__What is expected__. From the listing below, extract each entry exactly as written, minus the images.

__Dataset extract__.
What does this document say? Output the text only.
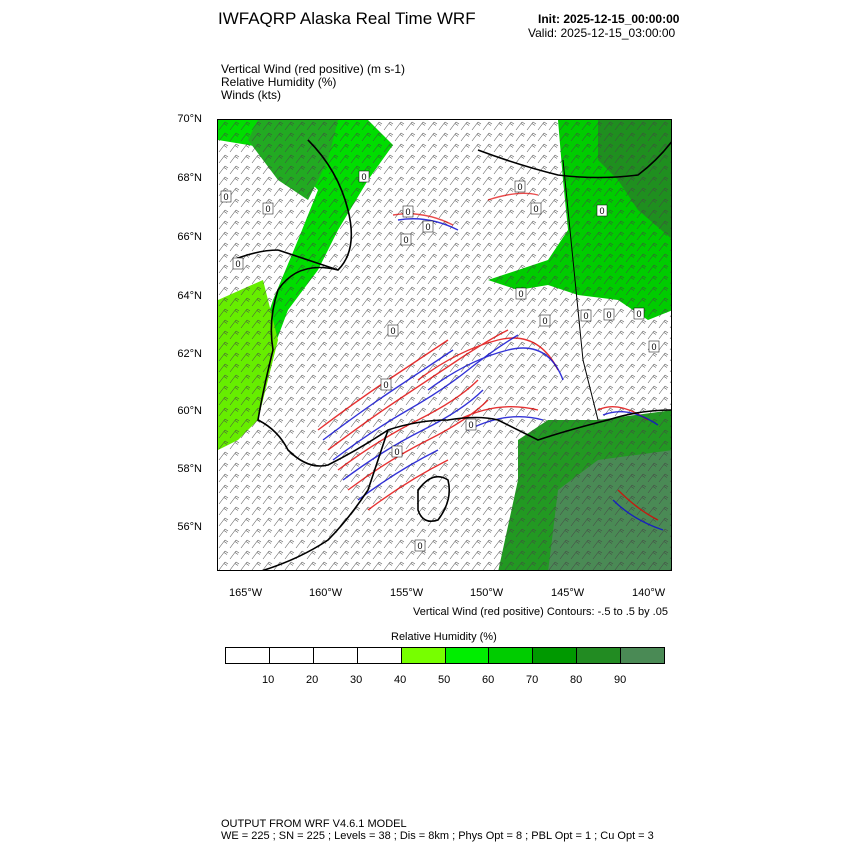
IWFAQRP Alaska Real Time WRF	Init: 2025-12-15_00:00:00
Valid: 2025-12-15_03:00:00
Vertical Wind (red positive) (m s-1)
Relative Humidity (%)
Winds (kts)
0
0
0	0
0
0
0
0	0
0
0
0	0 0	0
0
0
0
0
0
0
70°N
68°N
66°N
64°N
62°N
60°N
58°N
56°N
165°W	160°W	155°W	150°W	145°W	140°W
Vertical Wind (red positive) Contours: -.5 to .5 by .05
Relative Humidity (%)
10	20	30	40	50	60	70	80	90
OUTPUT FROM WRF V4.6.1 MODEL
WE = 225 ; SN = 225 ; Levels = 38 ; Dis = 8km ; Phys Opt = 8 ; PBL Opt = 1 ; Cu Opt = 3
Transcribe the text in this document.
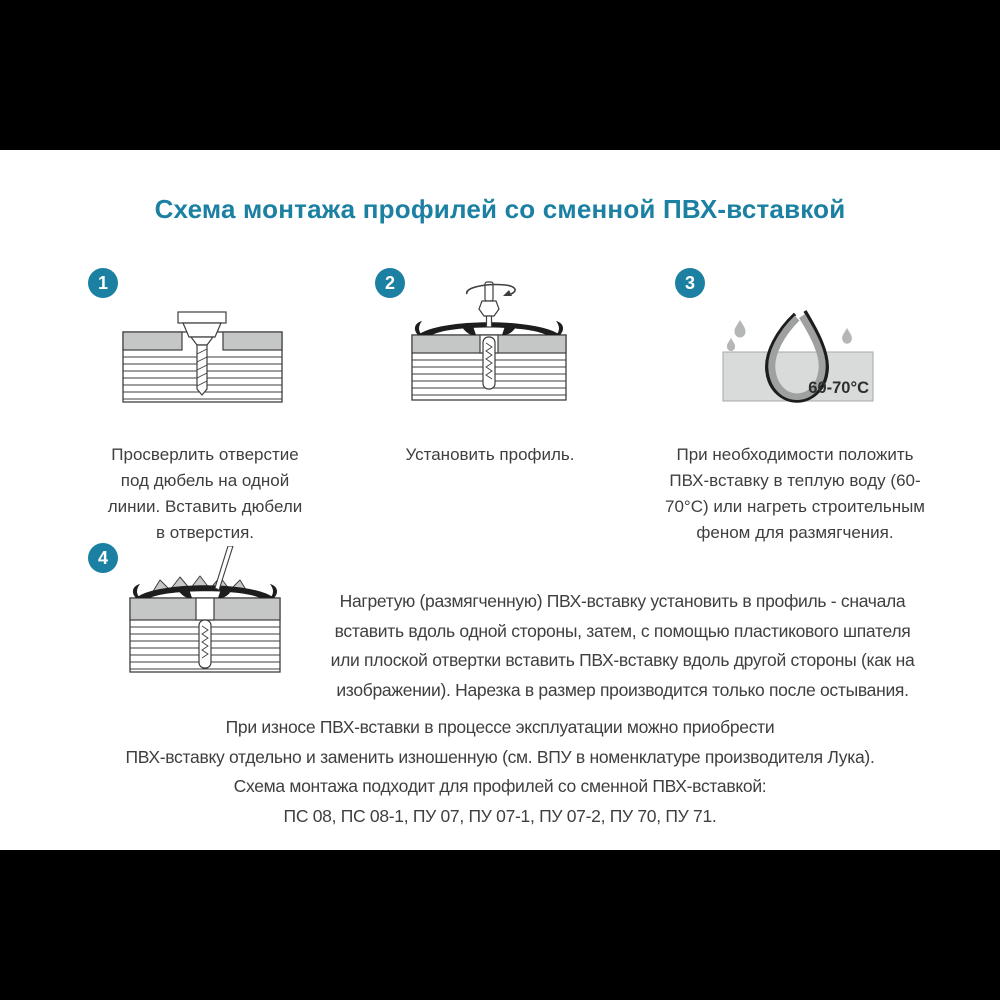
Схема монтажа профилей со сменной ПВХ-вставкой
1

Просверлить отверстие
под дюбель на одной
линии. Вставить дюбели
в отверстия.

2

Установить профиль.

3
60-70°C

При необходимости положить
ПВХ-вставку в теплую воду (60-
70°C) или нагреть строительным
феном для размягчения.

4

Нагретую (размягченную) ПВХ-вставку установить в профиль - сначала
вставить вдоль одной стороны, затем, с помощью пластикового шпателя
или плоской отвертки вставить ПВХ-вставку вдоль другой стороны (как на
изображении). Нарезка в размер производится только после остывания.

При износе ПВХ-вставки в процессе эксплуатации можно приобрести
ПВХ-вставку отдельно и заменить изношенную (см. ВПУ в номенклатуре производителя Лука).
Схема монтажа подходит для профилей со сменной ПВХ-вставкой:
ПС 08, ПС 08-1, ПУ 07, ПУ 07-1, ПУ 07-2, ПУ 70, ПУ 71.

__Output for this exercise__.
What does this document say? Output the text only.
IWFAQRP Alaska Real Time WRF	Init: 2025-12-15_00:00:00
Valid: 2025-12-15_03:00:00
Vertical Wind (red positive) (m s-1)
Relative Humidity (%)
Winds (kts)
0
0
0	0
0
0
0
0	0
0
0
0	0 0	0
0
0
0
0
0
0
70°N
68°N
66°N
64°N
62°N
60°N
58°N
56°N
165°W	160°W	155°W	150°W	145°W	140°W
Vertical Wind (red positive) Contours: -.5 to .5 by .05
Relative Humidity (%)
10	20	30	40	50	60	70	80	90
OUTPUT FROM WRF V4.6.1 MODEL
WE = 225 ; SN = 225 ; Levels = 38 ; Dis = 8km ; Phys Opt = 8 ; PBL Opt = 1 ; Cu Opt = 3
Transcribe the text in this document.
Схема монтажа профилей со сменной ПВХ-вставкой
1

Просверлить отверстие
под дюбель на одной
линии. Вставить дюбели
в отверстия.

2

Установить профиль.

3
60-70°C

При необходимости положить
ПВХ-вставку в теплую воду (60-
70°C) или нагреть строительным
феном для размягчения.

4

Нагретую (размягченную) ПВХ-вставку установить в профиль - сначала
вставить вдоль одной стороны, затем, с помощью пластикового шпателя
или плоской отвертки вставить ПВХ-вставку вдоль другой стороны (как на
изображении). Нарезка в размер производится только после остывания.

При износе ПВХ-вставки в процессе эксплуатации можно приобрести
ПВХ-вставку отдельно и заменить изношенную (см. ВПУ в номенклатуре производителя Лука).
Схема монтажа подходит для профилей со сменной ПВХ-вставкой:
ПС 08, ПС 08-1, ПУ 07, ПУ 07-1, ПУ 07-2, ПУ 70, ПУ 71.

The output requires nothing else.